Work instructions: Reproduce the listing exactly, with no pictures in your copy.

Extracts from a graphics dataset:
== == ==
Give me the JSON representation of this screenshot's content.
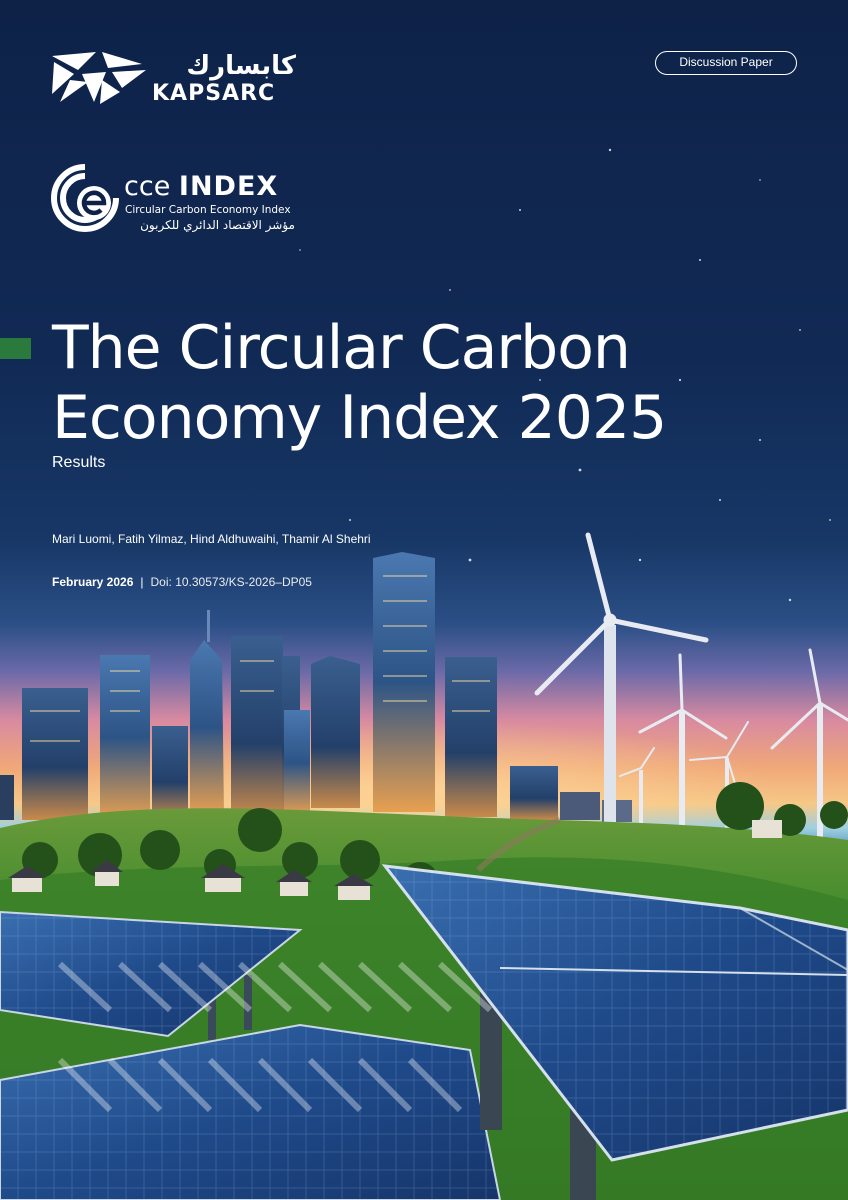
{
  "header": {
    "brand_arabic": "كابسارك",
    "brand_name": "KAPSARC",
    "doc_type_badge": "Discussion Paper"
  },
  "index_logo": {
    "name_prefix": "cce",
    "name_suffix": "INDEX",
    "subtitle": "Circular Carbon Economy Index",
    "arabic_name": "مؤشر الاقتصاد الدائري للكربون"
  },
  "cover": {
    "title_line1": "The Circular Carbon",
    "title_line2": "Economy Index 2025",
    "subtitle": "Results",
    "authors": "Mari Luomi, Fatih Yilmaz, Hind Aldhuwaihi, Thamir Al Shehri",
    "date": "February 2026",
    "separator": "|",
    "doi": "Doi: 10.30573/KS-2026–DP05"
  },
  "colors": {
    "accent_green": "#2a7a3e",
    "night_blue": "#0e2248",
    "text": "#ffffff"
  }
}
== == ==
Task solution:
Give me the JSON representation of this screenshot's content.
{
  "header": {
    "brand_arabic": "كابسارك",
    "brand_name": "KAPSARC",
    "doc_type_badge": "Discussion Paper"
  },
  "index_logo": {
    "name_prefix": "cce",
    "name_suffix": "INDEX",
    "subtitle": "Circular Carbon Economy Index",
    "arabic_name": "مؤشر الاقتصاد الدائري للكربون"
  },
  "cover": {
    "title_line1": "The Circular Carbon",
    "title_line2": "Economy Index 2025",
    "subtitle": "Results",
    "authors": "Mari Luomi, Fatih Yilmaz, Hind Aldhuwaihi, Thamir Al Shehri",
    "date": "February 2026",
    "separator": "|",
    "doi": "Doi: 10.30573/KS-2026–DP05"
  },
  "colors": {
    "accent_green": "#2a7a3e",
    "night_blue": "#0e2248",
    "text": "#ffffff"
  }
}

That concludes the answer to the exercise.